Written problem → Under this task are some entries; return every one of them exactly.

[Stored data entries]
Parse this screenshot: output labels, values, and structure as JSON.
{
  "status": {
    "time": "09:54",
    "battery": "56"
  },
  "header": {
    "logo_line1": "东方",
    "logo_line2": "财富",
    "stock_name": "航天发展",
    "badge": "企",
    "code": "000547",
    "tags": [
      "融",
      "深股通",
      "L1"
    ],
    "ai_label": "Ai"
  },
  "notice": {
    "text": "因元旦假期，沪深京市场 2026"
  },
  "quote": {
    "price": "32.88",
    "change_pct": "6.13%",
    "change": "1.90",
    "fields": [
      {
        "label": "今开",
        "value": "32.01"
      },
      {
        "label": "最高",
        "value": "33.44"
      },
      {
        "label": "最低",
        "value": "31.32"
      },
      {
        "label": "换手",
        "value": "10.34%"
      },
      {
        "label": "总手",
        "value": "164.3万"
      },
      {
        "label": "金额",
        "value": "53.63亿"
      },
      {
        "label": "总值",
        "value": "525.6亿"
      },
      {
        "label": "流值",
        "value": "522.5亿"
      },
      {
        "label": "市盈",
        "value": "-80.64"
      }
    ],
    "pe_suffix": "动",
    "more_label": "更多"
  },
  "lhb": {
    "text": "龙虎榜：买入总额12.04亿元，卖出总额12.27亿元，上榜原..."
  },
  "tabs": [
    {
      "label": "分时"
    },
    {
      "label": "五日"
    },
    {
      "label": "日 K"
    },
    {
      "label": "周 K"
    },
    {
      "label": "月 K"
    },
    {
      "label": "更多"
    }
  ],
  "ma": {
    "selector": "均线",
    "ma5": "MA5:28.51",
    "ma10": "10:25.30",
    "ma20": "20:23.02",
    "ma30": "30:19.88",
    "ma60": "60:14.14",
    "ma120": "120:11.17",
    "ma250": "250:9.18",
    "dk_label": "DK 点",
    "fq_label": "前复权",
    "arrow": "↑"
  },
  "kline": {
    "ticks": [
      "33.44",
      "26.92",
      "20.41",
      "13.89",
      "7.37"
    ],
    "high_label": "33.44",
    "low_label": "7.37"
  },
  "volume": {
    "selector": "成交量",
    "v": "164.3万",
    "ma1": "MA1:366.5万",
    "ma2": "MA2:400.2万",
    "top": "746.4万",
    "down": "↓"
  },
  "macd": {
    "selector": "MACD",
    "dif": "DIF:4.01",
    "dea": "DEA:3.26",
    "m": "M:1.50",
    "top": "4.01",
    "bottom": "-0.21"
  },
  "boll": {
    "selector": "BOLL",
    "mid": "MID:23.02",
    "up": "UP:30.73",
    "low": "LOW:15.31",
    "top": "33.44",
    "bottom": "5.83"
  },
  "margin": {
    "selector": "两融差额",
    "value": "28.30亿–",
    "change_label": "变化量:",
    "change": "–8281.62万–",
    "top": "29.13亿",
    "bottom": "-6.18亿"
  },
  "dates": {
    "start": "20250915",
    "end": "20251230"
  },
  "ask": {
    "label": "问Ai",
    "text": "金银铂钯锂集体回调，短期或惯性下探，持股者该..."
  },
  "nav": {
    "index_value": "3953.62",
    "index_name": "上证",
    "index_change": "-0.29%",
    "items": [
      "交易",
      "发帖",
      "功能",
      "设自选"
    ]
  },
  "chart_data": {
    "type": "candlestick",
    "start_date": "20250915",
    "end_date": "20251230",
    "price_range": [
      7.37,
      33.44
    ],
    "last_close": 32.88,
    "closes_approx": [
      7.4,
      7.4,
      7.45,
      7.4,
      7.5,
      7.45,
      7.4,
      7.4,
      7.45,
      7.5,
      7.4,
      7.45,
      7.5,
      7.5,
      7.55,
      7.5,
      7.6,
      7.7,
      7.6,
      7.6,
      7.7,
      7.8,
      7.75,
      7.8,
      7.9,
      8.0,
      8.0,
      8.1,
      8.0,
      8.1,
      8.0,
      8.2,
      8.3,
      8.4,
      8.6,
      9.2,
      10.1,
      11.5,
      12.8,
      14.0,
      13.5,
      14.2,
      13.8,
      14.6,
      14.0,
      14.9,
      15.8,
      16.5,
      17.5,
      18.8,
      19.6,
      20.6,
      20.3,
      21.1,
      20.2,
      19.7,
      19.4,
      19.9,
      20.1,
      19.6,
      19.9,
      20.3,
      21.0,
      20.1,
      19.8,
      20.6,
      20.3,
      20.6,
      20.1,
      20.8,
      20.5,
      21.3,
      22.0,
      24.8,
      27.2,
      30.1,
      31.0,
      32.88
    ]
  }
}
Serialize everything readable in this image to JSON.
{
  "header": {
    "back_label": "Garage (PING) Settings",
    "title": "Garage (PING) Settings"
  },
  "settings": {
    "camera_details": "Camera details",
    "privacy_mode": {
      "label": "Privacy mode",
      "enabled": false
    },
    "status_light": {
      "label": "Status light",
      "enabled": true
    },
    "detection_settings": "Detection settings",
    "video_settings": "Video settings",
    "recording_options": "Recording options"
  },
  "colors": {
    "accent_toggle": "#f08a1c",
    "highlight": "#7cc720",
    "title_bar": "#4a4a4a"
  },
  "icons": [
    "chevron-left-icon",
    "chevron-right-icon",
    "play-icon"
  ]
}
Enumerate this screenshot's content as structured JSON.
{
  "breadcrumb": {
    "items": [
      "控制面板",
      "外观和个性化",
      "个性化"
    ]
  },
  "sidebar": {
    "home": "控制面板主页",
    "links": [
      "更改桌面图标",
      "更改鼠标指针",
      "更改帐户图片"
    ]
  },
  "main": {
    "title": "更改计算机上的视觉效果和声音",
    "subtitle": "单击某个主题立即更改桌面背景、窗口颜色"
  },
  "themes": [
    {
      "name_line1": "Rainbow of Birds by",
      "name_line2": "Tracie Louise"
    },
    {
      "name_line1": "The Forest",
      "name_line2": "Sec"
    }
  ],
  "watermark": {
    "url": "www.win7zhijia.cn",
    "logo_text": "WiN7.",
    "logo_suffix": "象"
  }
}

Answer below →
Parse this screenshot: output labels, values, and structure as JSON.
{
  "status": {
    "time": "09:54",
    "battery": "56"
  },
  "header": {
    "logo_line1": "东方",
    "logo_line2": "财富",
    "stock_name": "航天发展",
    "badge": "企",
    "code": "000547",
    "tags": [
      "融",
      "深股通",
      "L1"
    ],
    "ai_label": "Ai"
  },
  "notice": {
    "text": "因元旦假期，沪深京市场 2026"
  },
  "quote": {
    "price": "32.88",
    "change_pct": "6.13%",
    "change": "1.90",
    "fields": [
      {
        "label": "今开",
        "value": "32.01"
      },
      {
        "label": "最高",
        "value": "33.44"
      },
      {
        "label": "最低",
        "value": "31.32"
      },
      {
        "label": "换手",
        "value": "10.34%"
      },
      {
        "label": "总手",
        "value": "164.3万"
      },
      {
        "label": "金额",
        "value": "53.63亿"
      },
      {
        "label": "总值",
        "value": "525.6亿"
      },
      {
        "label": "流值",
        "value": "522.5亿"
      },
      {
        "label": "市盈",
        "value": "-80.64"
      }
    ],
    "pe_suffix": "动",
    "more_label": "更多"
  },
  "lhb": {
    "text": "龙虎榜：买入总额12.04亿元，卖出总额12.27亿元，上榜原..."
  },
  "tabs": [
    {
      "label": "分时"
    },
    {
      "label": "五日"
    },
    {
      "label": "日 K"
    },
    {
      "label": "周 K"
    },
    {
      "label": "月 K"
    },
    {
      "label": "更多"
    }
  ],
  "ma": {
    "selector": "均线",
    "ma5": "MA5:28.51",
    "ma10": "10:25.30",
    "ma20": "20:23.02",
    "ma30": "30:19.88",
    "ma60": "60:14.14",
    "ma120": "120:11.17",
    "ma250": "250:9.18",
    "dk_label": "DK 点",
    "fq_label": "前复权",
    "arrow": "↑"
  },
  "kline": {
    "ticks": [
      "33.44",
      "26.92",
      "20.41",
      "13.89",
      "7.37"
    ],
    "high_label": "33.44",
    "low_label": "7.37"
  },
  "volume": {
    "selector": "成交量",
    "v": "164.3万",
    "ma1": "MA1:366.5万",
    "ma2": "MA2:400.2万",
    "top": "746.4万",
    "down": "↓"
  },
  "macd": {
    "selector": "MACD",
    "dif": "DIF:4.01",
    "dea": "DEA:3.26",
    "m": "M:1.50",
    "top": "4.01",
    "bottom": "-0.21"
  },
  "boll": {
    "selector": "BOLL",
    "mid": "MID:23.02",
    "up": "UP:30.73",
    "low": "LOW:15.31",
    "top": "33.44",
    "bottom": "5.83"
  },
  "margin": {
    "selector": "两融差额",
    "value": "28.30亿–",
    "change_label": "变化量:",
    "change": "–8281.62万–",
    "top": "29.13亿",
    "bottom": "-6.18亿"
  },
  "dates": {
    "start": "20250915",
    "end": "20251230"
  },
  "ask": {
    "label": "问Ai",
    "text": "金银铂钯锂集体回调，短期或惯性下探，持股者该..."
  },
  "nav": {
    "index_value": "3953.62",
    "index_name": "上证",
    "index_change": "-0.29%",
    "items": [
      "交易",
      "发帖",
      "功能",
      "设自选"
    ]
  },
  "chart_data": {
    "type": "candlestick",
    "start_date": "20250915",
    "end_date": "20251230",
    "price_range": [
      7.37,
      33.44
    ],
    "last_close": 32.88,
    "closes_approx": [
      7.4,
      7.4,
      7.45,
      7.4,
      7.5,
      7.45,
      7.4,
      7.4,
      7.45,
      7.5,
      7.4,
      7.45,
      7.5,
      7.5,
      7.55,
      7.5,
      7.6,
      7.7,
      7.6,
      7.6,
      7.7,
      7.8,
      7.75,
      7.8,
      7.9,
      8.0,
      8.0,
      8.1,
      8.0,
      8.1,
      8.0,
      8.2,
      8.3,
      8.4,
      8.6,
      9.2,
      10.1,
      11.5,
      12.8,
      14.0,
      13.5,
      14.2,
      13.8,
      14.6,
      14.0,
      14.9,
      15.8,
      16.5,
      17.5,
      18.8,
      19.6,
      20.6,
      20.3,
      21.1,
      20.2,
      19.7,
      19.4,
      19.9,
      20.1,
      19.6,
      19.9,
      20.3,
      21.0,
      20.1,
      19.8,
      20.6,
      20.3,
      20.6,
      20.1,
      20.8,
      20.5,
      21.3,
      22.0,
      24.8,
      27.2,
      30.1,
      31.0,
      32.88
    ]
  }
}
Serialize everything readable in this image to JSON.
{
  "header": {
    "back_label": "Garage (PING) Settings",
    "title": "Garage (PING) Settings"
  },
  "settings": {
    "camera_details": "Camera details",
    "privacy_mode": {
      "label": "Privacy mode",
      "enabled": false
    },
    "status_light": {
      "label": "Status light",
      "enabled": true
    },
    "detection_settings": "Detection settings",
    "video_settings": "Video settings",
    "recording_options": "Recording options"
  },
  "colors": {
    "accent_toggle": "#f08a1c",
    "highlight": "#7cc720",
    "title_bar": "#4a4a4a"
  },
  "icons": [
    "chevron-left-icon",
    "chevron-right-icon",
    "play-icon"
  ]
}
Enumerate this screenshot's content as structured JSON.
{
  "breadcrumb": {
    "items": [
      "控制面板",
      "外观和个性化",
      "个性化"
    ]
  },
  "sidebar": {
    "home": "控制面板主页",
    "links": [
      "更改桌面图标",
      "更改鼠标指针",
      "更改帐户图片"
    ]
  },
  "main": {
    "title": "更改计算机上的视觉效果和声音",
    "subtitle": "单击某个主题立即更改桌面背景、窗口颜色"
  },
  "themes": [
    {
      "name_line1": "Rainbow of Birds by",
      "name_line2": "Tracie Louise"
    },
    {
      "name_line1": "The Forest",
      "name_line2": "Sec"
    }
  ],
  "watermark": {
    "url": "www.win7zhijia.cn",
    "logo_text": "WiN7.",
    "logo_suffix": "象"
  }
}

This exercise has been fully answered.